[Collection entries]
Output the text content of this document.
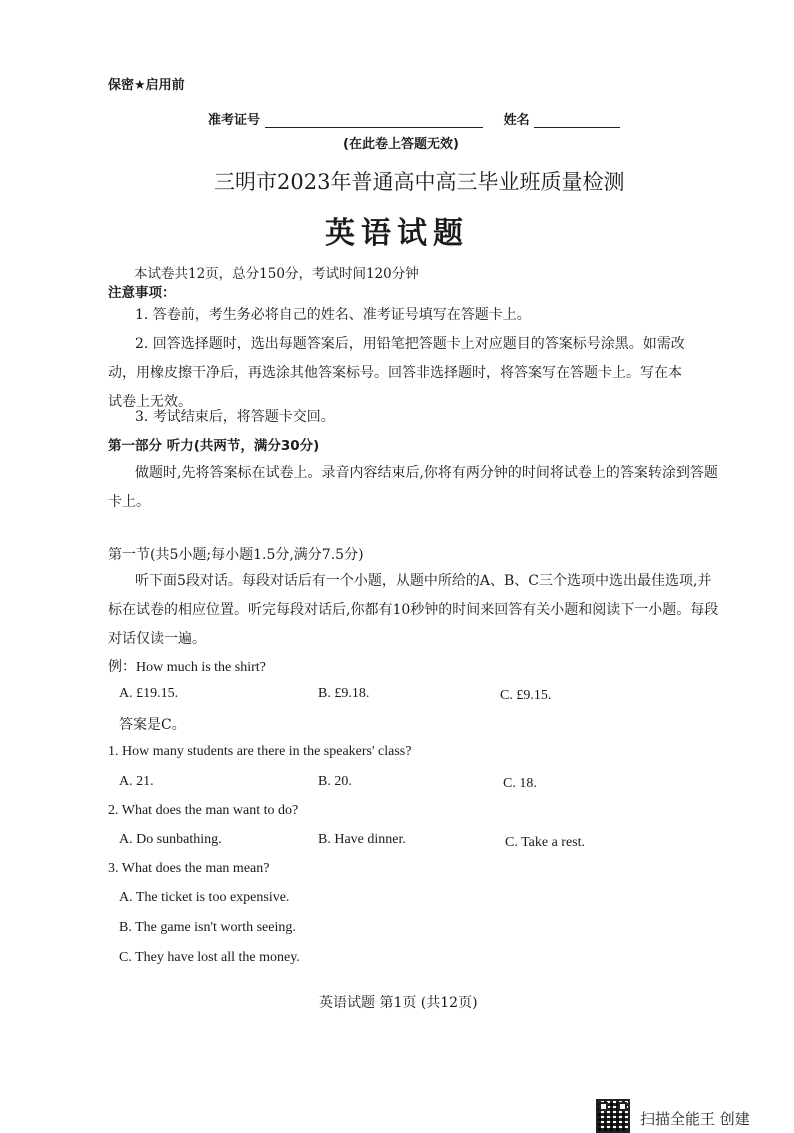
保密★启用前
准考证号	姓名
(在此卷上答题无效)
三明市2023年普通高中高三毕业班质量检测
英语试题
本试卷共12页，总分150分，考试时间120分钟
注意事项：
1. 答卷前，考生务必将自己的姓名、准考证号填写在答题卡上。
2. 回答选择题时，选出每题答案后，用铅笔把答题卡上对应题目的答案标号涂黑。如需改动，用橡皮擦干净后，再选涂其他答案标号。回答非选择题时，将答案写在答题卡上。写在本试卷上无效。
3. 考试结束后，将答题卡交回。
第一部分 听力(共两节，满分30分)
做题时,先将答案标在试卷上。录音内容结束后,你将有两分钟的时间将试卷上的答案转涂到答题卡上。
第一节(共5小题;每小题1.5分,满分7.5分)
听下面5段对话。每段对话后有一个小题，从题中所给的A、B、C三个选项中选出最佳选项,并标在试卷的相应位置。听完每段对话后,你都有10秒钟的时间来回答有关小题和阅读下一小题。每段对话仅读一遍。
例：How much is the shirt?
A. £19.15.	B. £9.18.	C. £9.15.
答案是C。
1. How many students are there in the speakers' class?
A. 21.	B. 20.	C. 18.
2. What does the man want to do?
A. Do sunbathing.	B. Have dinner.	C. Take a rest.
3. What does the man mean?
A. The ticket is too expensive.
B. The game isn't worth seeing.
C. They have lost all the money.
英语试题 第1页 (共12页)
扫描全能王 创建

INSTRUCTION:
Output a faithful copy of the data, with each picture left out.

RESPONSE TO THE TASK:
Output the text content of this document.
保密★启用前
准考证号	姓名
(在此卷上答题无效)
三明市2023年普通高中高三毕业班质量检测
英语试题
本试卷共12页，总分150分，考试时间120分钟
注意事项：
1. 答卷前，考生务必将自己的姓名、准考证号填写在答题卡上。
2. 回答选择题时，选出每题答案后，用铅笔把答题卡上对应题目的答案标号涂黑。如需改动，用橡皮擦干净后，再选涂其他答案标号。回答非选择题时，将答案写在答题卡上。写在本试卷上无效。
3. 考试结束后，将答题卡交回。
第一部分 听力(共两节，满分30分)
做题时,先将答案标在试卷上。录音内容结束后,你将有两分钟的时间将试卷上的答案转涂到答题卡上。
第一节(共5小题;每小题1.5分,满分7.5分)
听下面5段对话。每段对话后有一个小题，从题中所给的A、B、C三个选项中选出最佳选项,并标在试卷的相应位置。听完每段对话后,你都有10秒钟的时间来回答有关小题和阅读下一小题。每段对话仅读一遍。
例：How much is the shirt?
A. £19.15.	B. £9.18.	C. £9.15.
答案是C。
1. How many students are there in the speakers' class?
A. 21.	B. 20.	C. 18.
2. What does the man want to do?
A. Do sunbathing.	B. Have dinner.	C. Take a rest.
3. What does the man mean?
A. The ticket is too expensive.
B. The game isn't worth seeing.
C. They have lost all the money.
英语试题 第1页 (共12页)
扫描全能王 创建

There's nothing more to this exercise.